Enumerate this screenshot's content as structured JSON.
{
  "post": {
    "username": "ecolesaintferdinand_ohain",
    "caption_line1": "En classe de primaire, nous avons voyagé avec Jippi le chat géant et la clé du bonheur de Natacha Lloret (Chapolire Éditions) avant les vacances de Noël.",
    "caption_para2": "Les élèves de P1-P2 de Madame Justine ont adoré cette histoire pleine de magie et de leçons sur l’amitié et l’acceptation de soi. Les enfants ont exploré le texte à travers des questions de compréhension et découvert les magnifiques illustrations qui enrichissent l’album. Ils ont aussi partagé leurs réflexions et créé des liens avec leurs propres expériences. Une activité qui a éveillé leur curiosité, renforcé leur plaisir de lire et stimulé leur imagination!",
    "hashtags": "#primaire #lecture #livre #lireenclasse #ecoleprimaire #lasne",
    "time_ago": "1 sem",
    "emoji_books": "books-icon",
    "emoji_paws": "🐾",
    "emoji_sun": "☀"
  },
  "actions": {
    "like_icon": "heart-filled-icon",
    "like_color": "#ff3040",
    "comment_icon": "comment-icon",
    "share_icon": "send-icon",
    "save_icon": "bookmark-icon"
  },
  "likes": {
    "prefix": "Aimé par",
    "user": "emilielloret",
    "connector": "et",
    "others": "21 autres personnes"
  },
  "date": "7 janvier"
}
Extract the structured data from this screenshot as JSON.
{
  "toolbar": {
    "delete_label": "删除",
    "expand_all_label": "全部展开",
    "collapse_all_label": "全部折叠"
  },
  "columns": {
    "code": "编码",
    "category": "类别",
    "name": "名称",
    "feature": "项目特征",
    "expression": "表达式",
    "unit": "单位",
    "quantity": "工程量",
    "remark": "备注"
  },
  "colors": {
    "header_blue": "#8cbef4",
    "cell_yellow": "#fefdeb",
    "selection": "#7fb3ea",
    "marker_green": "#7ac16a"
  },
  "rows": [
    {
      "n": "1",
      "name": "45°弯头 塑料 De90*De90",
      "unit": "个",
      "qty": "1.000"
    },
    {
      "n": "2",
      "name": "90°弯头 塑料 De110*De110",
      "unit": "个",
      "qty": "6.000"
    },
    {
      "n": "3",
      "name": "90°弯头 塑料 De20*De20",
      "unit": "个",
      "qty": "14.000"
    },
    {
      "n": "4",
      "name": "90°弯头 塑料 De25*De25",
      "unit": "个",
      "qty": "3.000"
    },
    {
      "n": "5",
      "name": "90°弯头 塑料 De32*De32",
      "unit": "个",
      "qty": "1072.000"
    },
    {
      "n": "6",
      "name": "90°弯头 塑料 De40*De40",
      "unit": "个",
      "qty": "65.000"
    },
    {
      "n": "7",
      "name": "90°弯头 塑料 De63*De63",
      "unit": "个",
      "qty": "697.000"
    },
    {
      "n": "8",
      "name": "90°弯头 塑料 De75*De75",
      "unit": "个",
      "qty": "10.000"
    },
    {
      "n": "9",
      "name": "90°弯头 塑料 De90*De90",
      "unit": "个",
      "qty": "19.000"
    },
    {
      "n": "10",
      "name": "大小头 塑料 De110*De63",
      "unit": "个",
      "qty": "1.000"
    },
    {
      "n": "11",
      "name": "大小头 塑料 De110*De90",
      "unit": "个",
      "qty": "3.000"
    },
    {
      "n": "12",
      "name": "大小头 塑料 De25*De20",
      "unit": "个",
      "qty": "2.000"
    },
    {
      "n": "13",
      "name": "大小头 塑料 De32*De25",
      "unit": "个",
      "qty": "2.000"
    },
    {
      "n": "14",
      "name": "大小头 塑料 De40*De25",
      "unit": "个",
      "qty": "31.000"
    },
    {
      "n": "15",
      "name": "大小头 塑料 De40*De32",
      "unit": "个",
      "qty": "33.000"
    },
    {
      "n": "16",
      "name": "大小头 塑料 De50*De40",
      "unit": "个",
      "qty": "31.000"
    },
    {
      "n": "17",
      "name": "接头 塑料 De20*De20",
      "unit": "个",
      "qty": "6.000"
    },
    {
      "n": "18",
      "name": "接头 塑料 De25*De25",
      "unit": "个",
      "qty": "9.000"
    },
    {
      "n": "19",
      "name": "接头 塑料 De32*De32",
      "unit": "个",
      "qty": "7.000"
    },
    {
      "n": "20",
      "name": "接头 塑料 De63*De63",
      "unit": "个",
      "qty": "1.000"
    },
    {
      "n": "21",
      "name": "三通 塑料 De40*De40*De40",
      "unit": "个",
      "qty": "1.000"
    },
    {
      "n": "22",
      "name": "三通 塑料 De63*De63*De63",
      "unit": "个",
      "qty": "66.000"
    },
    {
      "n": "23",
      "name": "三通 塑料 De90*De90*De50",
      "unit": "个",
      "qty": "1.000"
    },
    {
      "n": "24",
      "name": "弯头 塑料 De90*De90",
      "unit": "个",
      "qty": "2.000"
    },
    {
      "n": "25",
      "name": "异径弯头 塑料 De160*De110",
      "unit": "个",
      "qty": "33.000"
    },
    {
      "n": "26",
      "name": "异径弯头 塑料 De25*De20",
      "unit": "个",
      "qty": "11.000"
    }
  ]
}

####################

• Instructions for the task: Above are the records; copy every line in them that holds the word "icon".

• Output for this task:
    "emoji_books": "books-icon",
    "like_icon": "heart-filled-icon",
    "comment_icon": "comment-icon",
    "share_icon": "send-icon",
    "save_icon": "bookmark-icon"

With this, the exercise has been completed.